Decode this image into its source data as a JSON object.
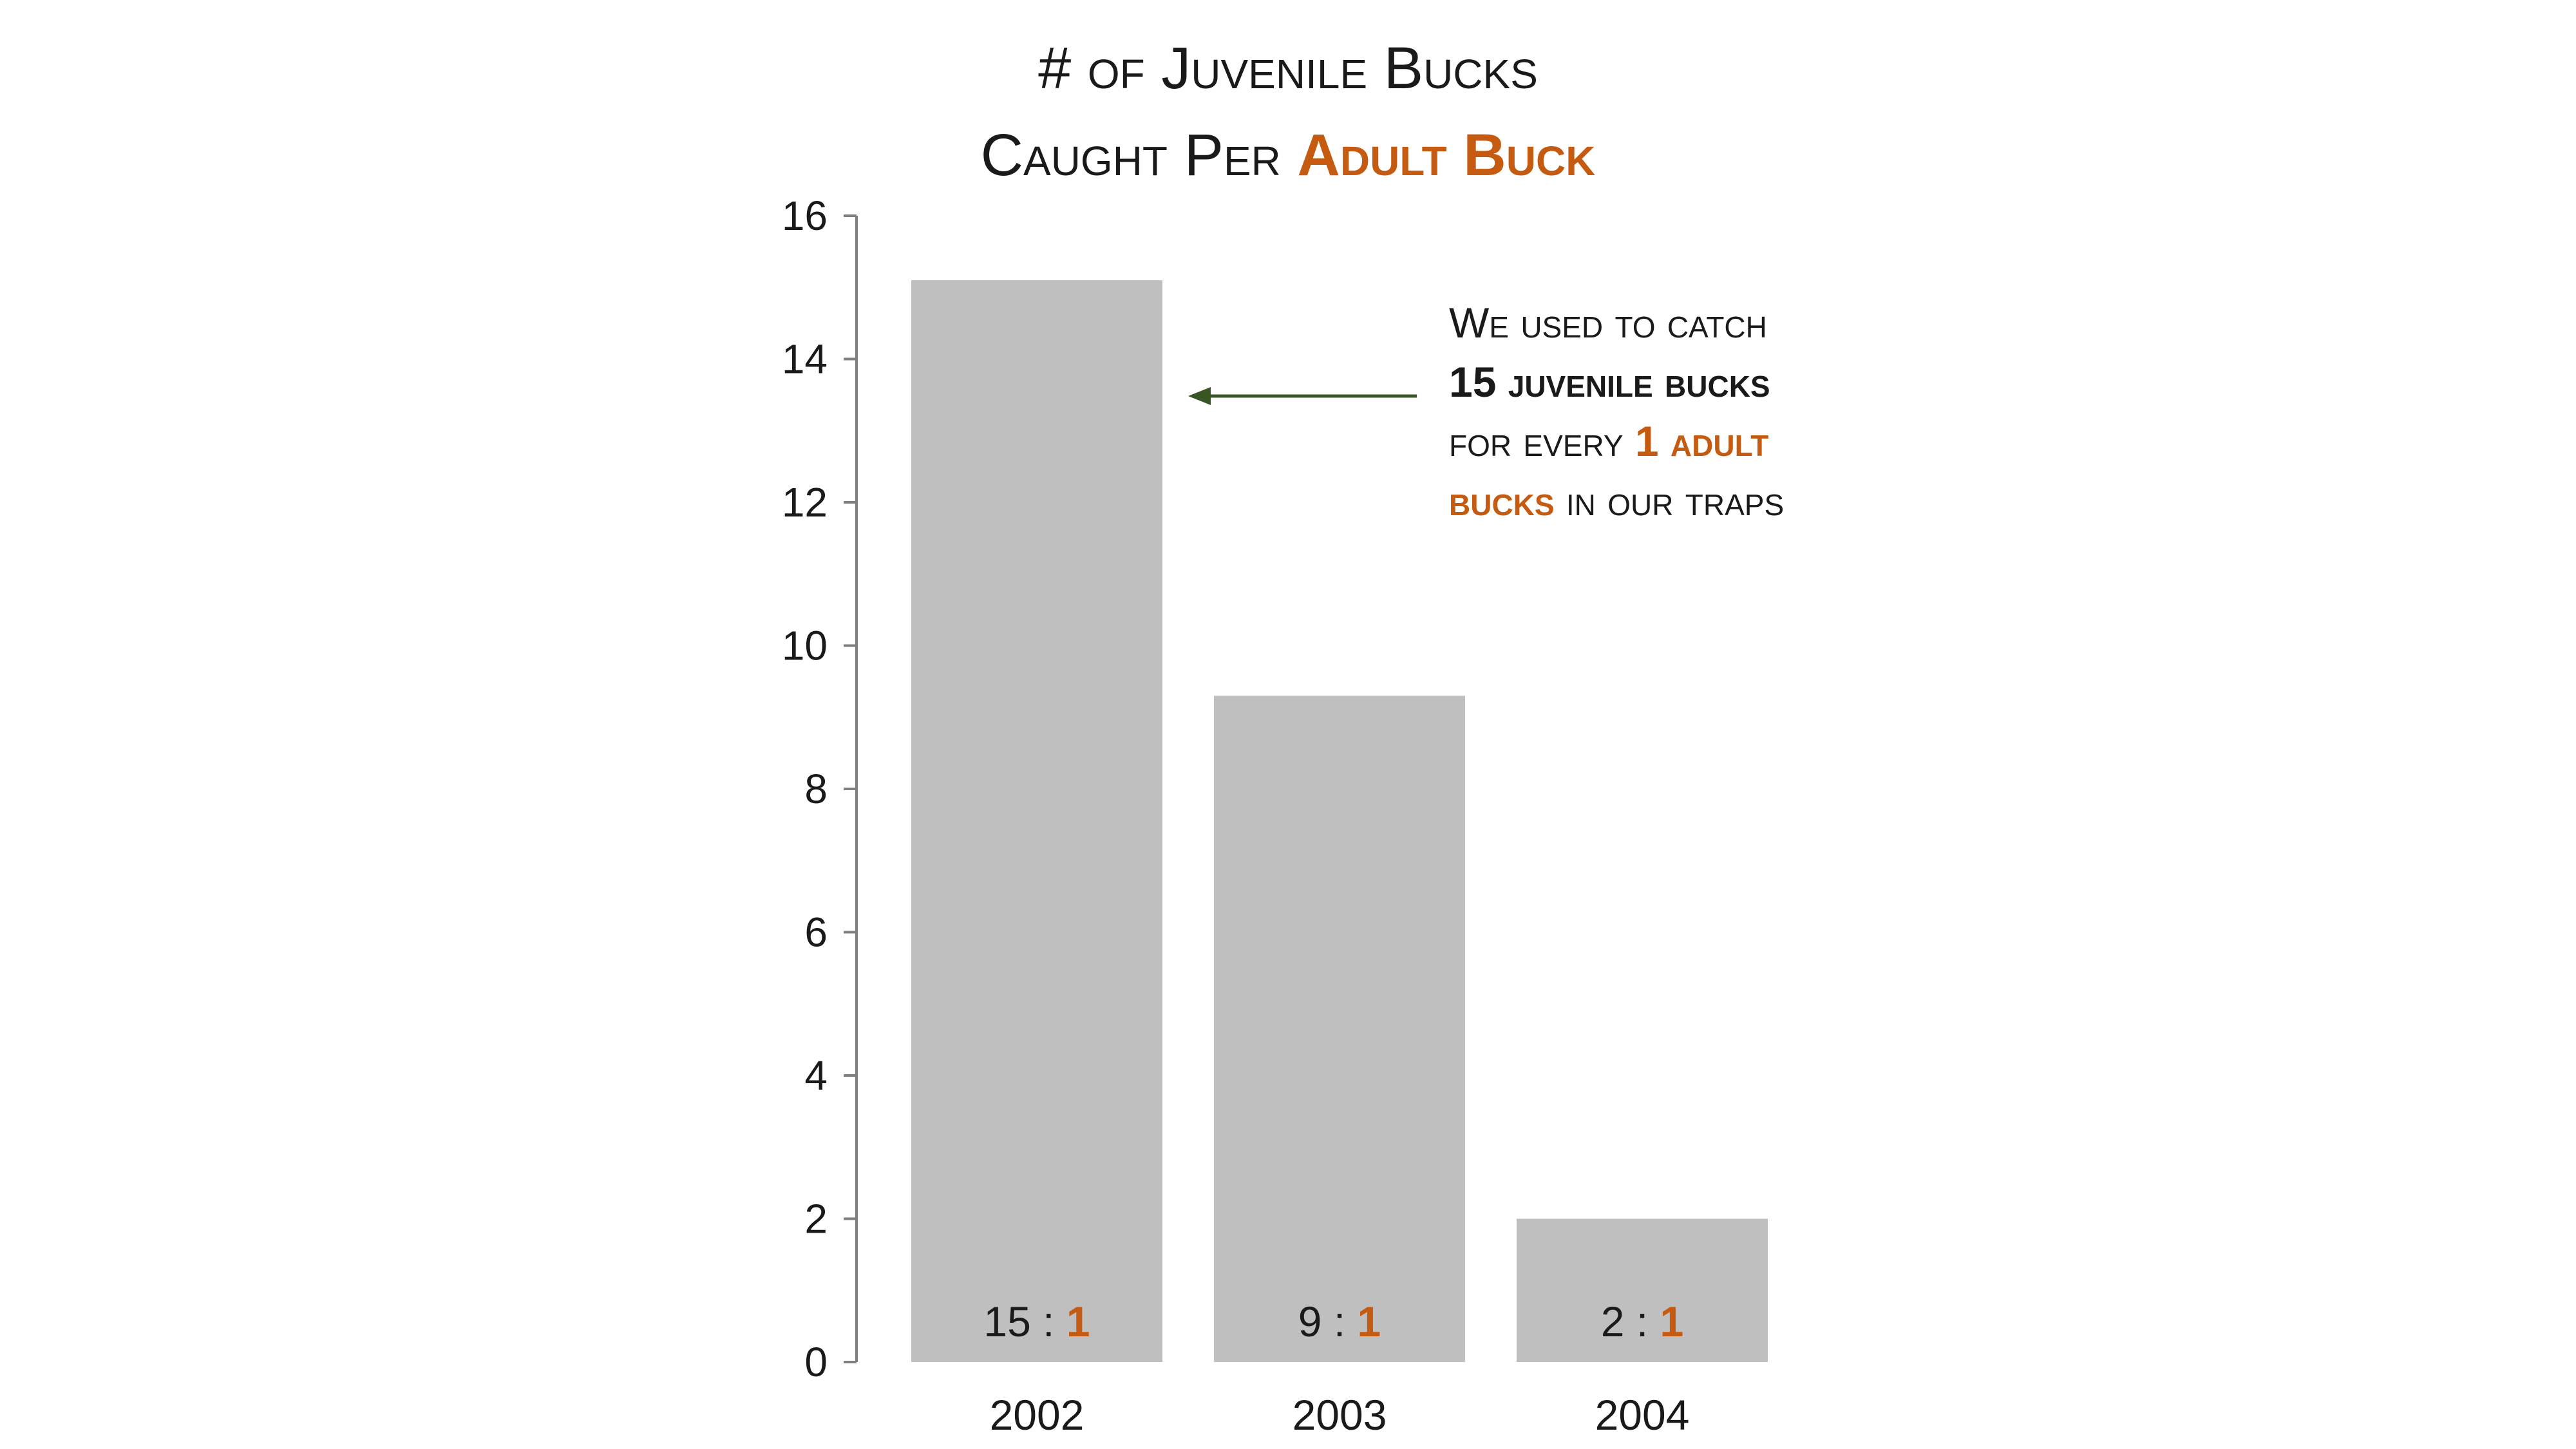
{
  "title": {
    "line1": "# of Juvenile Bucks",
    "line2_prefix": "Caught Per ",
    "line2_accent": "Adult Buck"
  },
  "annotation": {
    "line1": "We used to catch",
    "line2_bold": "15 juvenile bucks",
    "line3_prefix": "for every ",
    "line3_accent": "1 adult",
    "line4_accent": "bucks",
    "line4_suffix": " in our traps"
  },
  "colors": {
    "bar": "#bfbfbf",
    "accent": "#c55a11",
    "arrow": "#375623",
    "axis": "#808080",
    "text": "#1a1a1a"
  },
  "chart_data": {
    "type": "bar",
    "title": "# of Juvenile Bucks Caught Per Adult Buck",
    "xlabel": "",
    "ylabel": "",
    "categories": [
      "2002",
      "2003",
      "2004"
    ],
    "values": [
      15.1,
      9.3,
      2.0
    ],
    "ylim": [
      0,
      16
    ],
    "yticks": [
      "0",
      "2",
      "4",
      "6",
      "8",
      "10",
      "12",
      "14",
      "16"
    ],
    "data_labels": [
      {
        "left": "15 : ",
        "right": "1"
      },
      {
        "left": "9 : ",
        "right": "1"
      },
      {
        "left": "2 : ",
        "right": "1"
      }
    ],
    "grid": false,
    "legend": "none"
  }
}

####

-- OBJECTIVE --
Reproduce the material above in full and without alteration, but skip all pictures.

-- TASK OUTPUT --
Decode this image into its source data as a JSON object.
{
  "title": {
    "line1": "# of Juvenile Bucks",
    "line2_prefix": "Caught Per ",
    "line2_accent": "Adult Buck"
  },
  "annotation": {
    "line1": "We used to catch",
    "line2_bold": "15 juvenile bucks",
    "line3_prefix": "for every ",
    "line3_accent": "1 adult",
    "line4_accent": "bucks",
    "line4_suffix": " in our traps"
  },
  "colors": {
    "bar": "#bfbfbf",
    "accent": "#c55a11",
    "arrow": "#375623",
    "axis": "#808080",
    "text": "#1a1a1a"
  },
  "chart_data": {
    "type": "bar",
    "title": "# of Juvenile Bucks Caught Per Adult Buck",
    "xlabel": "",
    "ylabel": "",
    "categories": [
      "2002",
      "2003",
      "2004"
    ],
    "values": [
      15.1,
      9.3,
      2.0
    ],
    "ylim": [
      0,
      16
    ],
    "yticks": [
      "0",
      "2",
      "4",
      "6",
      "8",
      "10",
      "12",
      "14",
      "16"
    ],
    "data_labels": [
      {
        "left": "15 : ",
        "right": "1"
      },
      {
        "left": "9 : ",
        "right": "1"
      },
      {
        "left": "2 : ",
        "right": "1"
      }
    ],
    "grid": false,
    "legend": "none"
  }
}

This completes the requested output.